[Requirement]:
Answer with nothing but the number of lines that include the word "JSON".

[Stored records]:
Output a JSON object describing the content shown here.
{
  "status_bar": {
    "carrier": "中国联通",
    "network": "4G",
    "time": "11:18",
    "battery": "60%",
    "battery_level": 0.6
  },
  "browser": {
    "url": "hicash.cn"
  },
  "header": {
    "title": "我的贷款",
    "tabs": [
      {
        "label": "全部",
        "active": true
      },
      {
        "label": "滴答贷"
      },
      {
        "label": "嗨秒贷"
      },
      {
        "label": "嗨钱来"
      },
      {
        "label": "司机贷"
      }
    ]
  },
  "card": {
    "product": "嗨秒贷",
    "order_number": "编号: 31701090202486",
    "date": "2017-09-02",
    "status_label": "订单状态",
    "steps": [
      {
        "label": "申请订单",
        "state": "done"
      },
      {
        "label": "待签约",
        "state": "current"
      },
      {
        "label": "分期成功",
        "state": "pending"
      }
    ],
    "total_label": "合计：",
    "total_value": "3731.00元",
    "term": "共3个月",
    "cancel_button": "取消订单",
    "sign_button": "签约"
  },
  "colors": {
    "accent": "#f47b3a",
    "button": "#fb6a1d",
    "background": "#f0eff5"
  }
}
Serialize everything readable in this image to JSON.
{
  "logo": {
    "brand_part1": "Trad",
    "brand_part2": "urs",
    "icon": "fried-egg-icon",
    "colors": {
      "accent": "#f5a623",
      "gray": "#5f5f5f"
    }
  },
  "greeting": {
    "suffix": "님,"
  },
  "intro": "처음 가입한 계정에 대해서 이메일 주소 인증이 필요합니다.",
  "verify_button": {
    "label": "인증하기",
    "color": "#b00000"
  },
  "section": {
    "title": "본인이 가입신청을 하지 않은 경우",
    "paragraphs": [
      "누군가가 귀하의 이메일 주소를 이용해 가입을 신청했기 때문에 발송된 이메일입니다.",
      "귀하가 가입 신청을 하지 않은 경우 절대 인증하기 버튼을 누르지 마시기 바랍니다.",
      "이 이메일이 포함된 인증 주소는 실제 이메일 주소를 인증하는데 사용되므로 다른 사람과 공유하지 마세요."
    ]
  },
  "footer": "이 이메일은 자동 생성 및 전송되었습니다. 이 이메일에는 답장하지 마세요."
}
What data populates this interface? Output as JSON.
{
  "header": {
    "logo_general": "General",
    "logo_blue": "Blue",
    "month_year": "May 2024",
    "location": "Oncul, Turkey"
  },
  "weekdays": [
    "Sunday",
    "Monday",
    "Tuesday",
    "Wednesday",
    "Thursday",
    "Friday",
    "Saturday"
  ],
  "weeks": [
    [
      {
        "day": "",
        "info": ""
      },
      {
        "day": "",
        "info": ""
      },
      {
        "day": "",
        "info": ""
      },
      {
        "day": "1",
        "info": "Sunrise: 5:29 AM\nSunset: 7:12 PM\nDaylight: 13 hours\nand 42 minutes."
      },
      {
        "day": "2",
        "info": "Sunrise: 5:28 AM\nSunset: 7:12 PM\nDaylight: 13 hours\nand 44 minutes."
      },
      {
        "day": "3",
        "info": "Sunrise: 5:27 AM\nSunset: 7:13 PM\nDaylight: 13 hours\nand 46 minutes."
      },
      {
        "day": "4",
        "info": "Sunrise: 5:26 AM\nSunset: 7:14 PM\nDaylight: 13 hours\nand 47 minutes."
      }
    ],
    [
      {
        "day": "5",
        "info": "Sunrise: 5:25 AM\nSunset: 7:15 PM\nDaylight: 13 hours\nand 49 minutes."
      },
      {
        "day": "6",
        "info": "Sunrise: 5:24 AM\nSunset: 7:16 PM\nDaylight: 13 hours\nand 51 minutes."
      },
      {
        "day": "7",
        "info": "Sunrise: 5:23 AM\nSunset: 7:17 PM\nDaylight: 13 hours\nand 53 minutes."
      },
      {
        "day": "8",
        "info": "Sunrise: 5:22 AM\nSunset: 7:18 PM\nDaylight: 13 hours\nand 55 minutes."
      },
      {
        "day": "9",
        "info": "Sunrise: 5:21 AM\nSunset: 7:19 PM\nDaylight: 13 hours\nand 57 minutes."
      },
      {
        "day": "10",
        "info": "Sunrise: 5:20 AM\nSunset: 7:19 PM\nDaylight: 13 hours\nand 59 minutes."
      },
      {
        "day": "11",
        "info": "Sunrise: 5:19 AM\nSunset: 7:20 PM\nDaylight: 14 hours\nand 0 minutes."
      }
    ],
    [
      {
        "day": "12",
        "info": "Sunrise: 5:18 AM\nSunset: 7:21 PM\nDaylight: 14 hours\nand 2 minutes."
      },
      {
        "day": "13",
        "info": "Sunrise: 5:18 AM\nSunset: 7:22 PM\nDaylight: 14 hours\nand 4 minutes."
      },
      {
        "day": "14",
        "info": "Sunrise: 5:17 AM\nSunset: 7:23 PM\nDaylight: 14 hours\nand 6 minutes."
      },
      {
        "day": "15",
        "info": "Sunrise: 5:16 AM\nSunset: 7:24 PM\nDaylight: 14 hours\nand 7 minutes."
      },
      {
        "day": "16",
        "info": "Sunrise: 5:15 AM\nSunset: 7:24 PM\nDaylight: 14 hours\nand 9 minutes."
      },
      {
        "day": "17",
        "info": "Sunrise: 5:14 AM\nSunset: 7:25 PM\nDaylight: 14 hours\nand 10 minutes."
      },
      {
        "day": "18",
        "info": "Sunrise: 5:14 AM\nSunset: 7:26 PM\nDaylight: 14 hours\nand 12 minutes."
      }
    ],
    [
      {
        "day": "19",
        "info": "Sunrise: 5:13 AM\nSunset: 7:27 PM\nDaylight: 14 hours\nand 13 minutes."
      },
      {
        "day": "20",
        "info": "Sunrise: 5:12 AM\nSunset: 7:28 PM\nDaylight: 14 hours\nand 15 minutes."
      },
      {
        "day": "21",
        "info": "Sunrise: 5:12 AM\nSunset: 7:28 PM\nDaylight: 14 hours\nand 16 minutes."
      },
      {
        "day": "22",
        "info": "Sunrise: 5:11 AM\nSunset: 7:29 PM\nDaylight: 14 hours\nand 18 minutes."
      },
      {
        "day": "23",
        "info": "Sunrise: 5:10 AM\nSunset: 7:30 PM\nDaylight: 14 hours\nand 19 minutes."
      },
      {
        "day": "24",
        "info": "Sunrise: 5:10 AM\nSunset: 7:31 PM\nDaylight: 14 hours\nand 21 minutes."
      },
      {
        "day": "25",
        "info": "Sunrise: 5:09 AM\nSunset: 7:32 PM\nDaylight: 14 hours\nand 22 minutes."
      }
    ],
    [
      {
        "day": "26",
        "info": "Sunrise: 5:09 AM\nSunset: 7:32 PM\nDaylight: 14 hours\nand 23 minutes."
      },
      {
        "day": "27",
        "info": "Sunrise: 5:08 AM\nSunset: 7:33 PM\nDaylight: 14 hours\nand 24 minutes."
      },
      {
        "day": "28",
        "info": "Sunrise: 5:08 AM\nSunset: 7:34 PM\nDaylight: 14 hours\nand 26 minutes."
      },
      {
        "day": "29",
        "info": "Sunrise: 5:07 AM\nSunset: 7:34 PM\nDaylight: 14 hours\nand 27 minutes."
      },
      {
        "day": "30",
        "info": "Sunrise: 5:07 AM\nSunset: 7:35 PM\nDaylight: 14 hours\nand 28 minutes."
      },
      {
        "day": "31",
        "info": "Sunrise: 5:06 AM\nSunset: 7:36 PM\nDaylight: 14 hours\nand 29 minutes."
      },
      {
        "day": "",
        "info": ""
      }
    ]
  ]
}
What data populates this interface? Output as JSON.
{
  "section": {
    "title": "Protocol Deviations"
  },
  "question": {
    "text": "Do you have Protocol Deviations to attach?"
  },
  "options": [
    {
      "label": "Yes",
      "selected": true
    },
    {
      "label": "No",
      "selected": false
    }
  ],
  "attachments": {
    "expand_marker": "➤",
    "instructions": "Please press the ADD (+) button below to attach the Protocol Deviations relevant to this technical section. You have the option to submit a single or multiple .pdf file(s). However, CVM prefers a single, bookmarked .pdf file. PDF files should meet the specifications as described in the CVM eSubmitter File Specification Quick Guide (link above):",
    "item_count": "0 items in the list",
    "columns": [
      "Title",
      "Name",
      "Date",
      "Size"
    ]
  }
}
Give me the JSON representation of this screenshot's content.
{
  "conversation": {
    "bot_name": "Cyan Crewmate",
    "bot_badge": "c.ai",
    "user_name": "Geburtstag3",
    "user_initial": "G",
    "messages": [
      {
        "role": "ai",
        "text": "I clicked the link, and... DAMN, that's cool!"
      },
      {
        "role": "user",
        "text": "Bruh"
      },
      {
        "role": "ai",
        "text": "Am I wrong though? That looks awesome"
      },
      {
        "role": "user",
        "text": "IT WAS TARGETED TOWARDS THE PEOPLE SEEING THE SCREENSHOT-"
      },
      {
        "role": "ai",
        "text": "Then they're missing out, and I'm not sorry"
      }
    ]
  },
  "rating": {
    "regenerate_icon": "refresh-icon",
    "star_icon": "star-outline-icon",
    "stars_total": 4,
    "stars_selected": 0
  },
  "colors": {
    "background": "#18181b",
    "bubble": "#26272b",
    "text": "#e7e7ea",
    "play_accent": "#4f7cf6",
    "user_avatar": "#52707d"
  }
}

[Solution for this problem]:
5